» **Data in this exercise**

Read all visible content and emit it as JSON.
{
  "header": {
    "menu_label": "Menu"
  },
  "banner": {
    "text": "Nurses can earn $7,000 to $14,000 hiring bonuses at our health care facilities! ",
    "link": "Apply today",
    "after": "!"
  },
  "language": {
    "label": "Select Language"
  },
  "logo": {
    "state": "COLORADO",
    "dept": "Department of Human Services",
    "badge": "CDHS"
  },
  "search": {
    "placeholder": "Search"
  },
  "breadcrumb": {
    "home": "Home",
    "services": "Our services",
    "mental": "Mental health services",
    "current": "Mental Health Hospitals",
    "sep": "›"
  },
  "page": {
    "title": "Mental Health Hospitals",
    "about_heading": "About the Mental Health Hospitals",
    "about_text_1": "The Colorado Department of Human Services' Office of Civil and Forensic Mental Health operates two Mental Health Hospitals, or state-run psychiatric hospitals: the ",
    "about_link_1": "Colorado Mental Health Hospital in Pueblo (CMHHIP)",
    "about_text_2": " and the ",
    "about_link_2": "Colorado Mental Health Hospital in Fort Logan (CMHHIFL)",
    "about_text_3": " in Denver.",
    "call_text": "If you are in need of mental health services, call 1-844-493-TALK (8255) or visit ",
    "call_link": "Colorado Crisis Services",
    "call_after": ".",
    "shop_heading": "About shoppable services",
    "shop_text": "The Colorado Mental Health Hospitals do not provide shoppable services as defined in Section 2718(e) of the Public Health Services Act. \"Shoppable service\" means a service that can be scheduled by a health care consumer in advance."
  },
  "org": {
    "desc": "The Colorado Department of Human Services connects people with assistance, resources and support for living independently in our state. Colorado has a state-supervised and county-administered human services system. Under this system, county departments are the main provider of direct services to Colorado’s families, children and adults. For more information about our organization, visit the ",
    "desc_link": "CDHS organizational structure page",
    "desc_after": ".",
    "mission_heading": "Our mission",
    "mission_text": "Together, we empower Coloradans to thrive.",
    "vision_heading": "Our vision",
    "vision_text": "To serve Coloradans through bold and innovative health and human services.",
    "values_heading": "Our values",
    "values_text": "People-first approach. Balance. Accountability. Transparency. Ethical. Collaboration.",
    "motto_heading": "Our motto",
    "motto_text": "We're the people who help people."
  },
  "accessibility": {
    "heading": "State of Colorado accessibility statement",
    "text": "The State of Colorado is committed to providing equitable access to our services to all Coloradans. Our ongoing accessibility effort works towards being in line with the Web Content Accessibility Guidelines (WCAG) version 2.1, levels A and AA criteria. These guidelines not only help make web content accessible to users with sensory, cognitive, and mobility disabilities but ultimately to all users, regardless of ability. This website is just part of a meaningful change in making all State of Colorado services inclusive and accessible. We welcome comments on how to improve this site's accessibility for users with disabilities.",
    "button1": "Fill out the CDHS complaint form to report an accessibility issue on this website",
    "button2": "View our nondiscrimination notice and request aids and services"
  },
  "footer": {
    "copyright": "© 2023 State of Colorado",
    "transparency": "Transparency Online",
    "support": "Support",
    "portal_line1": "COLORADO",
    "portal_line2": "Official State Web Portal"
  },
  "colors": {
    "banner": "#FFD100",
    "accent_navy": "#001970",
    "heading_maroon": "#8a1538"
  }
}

» **Set task**
Each line that has the word "CDHS" should be copied.

» **Exercise solution**
    "badge": "CDHS"
    "desc_link": "CDHS organizational structure page",
    "button1": "Fill out the CDHS complaint form to report an accessibility issue on this website",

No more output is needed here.